- _Requirements_
Scan the listing below. Report each line that includes "lexicographically".

- _Data in this exercise_
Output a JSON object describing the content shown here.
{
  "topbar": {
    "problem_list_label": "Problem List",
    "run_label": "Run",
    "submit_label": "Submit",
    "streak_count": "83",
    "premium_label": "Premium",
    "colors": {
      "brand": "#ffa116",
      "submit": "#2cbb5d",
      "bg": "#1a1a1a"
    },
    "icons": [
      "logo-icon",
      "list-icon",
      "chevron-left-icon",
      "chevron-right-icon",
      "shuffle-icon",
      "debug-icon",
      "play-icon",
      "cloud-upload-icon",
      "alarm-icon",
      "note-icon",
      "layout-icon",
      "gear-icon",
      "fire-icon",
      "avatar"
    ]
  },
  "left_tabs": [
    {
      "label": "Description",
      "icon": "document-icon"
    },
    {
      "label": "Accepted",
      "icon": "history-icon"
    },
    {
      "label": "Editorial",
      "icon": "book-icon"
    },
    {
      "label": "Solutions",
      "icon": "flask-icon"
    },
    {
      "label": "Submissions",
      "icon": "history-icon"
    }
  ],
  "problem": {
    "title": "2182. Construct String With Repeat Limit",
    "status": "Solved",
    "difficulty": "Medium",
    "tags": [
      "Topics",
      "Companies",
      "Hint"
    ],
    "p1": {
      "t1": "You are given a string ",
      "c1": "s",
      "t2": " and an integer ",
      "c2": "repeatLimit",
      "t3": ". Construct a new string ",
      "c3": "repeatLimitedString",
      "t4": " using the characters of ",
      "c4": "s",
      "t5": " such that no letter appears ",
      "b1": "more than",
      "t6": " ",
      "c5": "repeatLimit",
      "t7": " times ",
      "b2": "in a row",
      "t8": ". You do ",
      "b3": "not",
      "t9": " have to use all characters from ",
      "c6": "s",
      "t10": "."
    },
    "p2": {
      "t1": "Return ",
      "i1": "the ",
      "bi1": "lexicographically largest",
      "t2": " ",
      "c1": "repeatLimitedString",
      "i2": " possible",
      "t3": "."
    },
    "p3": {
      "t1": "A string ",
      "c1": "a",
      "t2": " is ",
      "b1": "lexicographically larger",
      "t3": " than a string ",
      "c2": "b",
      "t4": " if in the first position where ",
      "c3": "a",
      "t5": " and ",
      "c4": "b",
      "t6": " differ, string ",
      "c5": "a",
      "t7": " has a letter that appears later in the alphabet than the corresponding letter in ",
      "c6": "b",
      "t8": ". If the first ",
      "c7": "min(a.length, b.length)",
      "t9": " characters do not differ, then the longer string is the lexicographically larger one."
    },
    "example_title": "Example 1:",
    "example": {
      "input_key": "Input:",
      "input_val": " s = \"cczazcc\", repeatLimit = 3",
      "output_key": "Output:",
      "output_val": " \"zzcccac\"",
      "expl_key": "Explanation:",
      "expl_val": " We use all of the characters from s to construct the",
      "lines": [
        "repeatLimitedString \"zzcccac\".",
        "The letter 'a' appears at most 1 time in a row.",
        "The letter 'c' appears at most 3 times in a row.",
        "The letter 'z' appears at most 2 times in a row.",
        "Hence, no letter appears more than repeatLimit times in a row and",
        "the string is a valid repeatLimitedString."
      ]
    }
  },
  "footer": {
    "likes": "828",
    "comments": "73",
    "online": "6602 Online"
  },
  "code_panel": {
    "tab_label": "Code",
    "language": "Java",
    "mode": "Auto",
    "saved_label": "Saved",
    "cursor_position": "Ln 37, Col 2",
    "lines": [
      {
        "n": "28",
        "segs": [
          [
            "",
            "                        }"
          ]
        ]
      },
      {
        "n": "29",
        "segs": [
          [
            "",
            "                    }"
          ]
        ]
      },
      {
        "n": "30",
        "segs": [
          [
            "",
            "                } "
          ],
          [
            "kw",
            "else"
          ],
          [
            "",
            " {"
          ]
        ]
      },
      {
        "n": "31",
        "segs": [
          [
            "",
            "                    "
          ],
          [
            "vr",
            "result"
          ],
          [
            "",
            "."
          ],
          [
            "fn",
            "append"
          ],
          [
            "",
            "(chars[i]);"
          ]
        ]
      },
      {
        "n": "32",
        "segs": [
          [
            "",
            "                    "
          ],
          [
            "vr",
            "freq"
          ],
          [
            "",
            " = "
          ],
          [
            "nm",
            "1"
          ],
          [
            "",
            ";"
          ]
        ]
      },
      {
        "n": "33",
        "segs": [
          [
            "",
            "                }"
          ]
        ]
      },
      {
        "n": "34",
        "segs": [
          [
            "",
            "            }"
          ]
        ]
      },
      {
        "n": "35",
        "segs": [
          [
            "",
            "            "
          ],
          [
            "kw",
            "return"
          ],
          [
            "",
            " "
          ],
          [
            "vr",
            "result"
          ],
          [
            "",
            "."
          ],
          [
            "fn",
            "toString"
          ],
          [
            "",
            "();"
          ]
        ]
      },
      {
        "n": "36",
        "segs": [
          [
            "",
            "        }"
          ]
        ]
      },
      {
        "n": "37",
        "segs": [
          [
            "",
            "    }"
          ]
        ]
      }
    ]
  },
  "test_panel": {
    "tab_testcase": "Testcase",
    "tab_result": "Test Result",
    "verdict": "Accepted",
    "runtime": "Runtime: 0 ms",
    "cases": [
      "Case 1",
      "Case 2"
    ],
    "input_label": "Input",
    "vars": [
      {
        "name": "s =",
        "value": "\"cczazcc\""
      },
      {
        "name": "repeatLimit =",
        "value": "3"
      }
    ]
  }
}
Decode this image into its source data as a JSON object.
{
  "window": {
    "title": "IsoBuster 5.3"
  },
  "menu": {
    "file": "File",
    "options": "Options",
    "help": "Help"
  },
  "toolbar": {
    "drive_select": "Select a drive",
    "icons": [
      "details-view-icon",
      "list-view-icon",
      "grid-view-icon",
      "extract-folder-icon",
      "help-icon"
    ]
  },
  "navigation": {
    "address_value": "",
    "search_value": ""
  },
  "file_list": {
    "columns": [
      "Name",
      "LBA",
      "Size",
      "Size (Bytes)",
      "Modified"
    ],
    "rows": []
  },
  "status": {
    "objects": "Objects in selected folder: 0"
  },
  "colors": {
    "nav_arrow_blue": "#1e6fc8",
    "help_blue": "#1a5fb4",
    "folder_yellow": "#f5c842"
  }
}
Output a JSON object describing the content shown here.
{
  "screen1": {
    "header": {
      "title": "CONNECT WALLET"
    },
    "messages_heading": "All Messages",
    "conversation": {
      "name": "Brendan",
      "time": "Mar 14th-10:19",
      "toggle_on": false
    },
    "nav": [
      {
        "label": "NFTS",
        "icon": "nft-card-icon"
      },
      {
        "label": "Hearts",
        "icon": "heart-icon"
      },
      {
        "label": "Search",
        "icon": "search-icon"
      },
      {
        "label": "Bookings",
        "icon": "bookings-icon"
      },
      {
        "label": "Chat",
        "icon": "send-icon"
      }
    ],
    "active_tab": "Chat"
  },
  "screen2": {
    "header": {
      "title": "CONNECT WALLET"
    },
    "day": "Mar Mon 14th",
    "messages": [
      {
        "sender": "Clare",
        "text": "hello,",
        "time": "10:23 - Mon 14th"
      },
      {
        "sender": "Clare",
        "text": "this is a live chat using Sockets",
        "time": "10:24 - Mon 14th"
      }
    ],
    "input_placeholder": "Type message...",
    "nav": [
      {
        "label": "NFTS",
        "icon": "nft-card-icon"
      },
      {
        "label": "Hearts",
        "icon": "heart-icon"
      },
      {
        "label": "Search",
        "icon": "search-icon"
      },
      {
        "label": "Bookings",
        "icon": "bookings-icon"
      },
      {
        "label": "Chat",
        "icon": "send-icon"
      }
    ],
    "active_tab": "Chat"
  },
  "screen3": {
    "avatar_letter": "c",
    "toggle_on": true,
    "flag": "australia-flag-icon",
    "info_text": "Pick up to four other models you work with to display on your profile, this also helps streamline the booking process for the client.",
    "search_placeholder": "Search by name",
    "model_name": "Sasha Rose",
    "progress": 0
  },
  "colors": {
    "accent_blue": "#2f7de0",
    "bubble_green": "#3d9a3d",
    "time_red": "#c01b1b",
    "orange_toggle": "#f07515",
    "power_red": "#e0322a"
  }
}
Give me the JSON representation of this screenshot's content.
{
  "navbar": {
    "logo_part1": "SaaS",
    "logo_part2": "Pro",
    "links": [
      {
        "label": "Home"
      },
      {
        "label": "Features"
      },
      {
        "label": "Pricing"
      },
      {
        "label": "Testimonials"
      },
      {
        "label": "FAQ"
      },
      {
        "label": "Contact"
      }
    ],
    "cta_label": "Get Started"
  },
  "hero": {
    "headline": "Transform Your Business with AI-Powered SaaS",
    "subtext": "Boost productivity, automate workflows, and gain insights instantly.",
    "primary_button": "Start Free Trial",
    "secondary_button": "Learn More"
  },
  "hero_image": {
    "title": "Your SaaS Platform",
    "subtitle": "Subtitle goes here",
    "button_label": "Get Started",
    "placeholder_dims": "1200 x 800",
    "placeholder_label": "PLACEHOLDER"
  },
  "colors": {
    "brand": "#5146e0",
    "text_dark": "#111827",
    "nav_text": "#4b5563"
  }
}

- _Written reply_
      "bi1": "lexicographically largest",
      "b1": "lexicographically larger",
      "t9": " characters do not differ, then the longer string is the lexicographically larger one."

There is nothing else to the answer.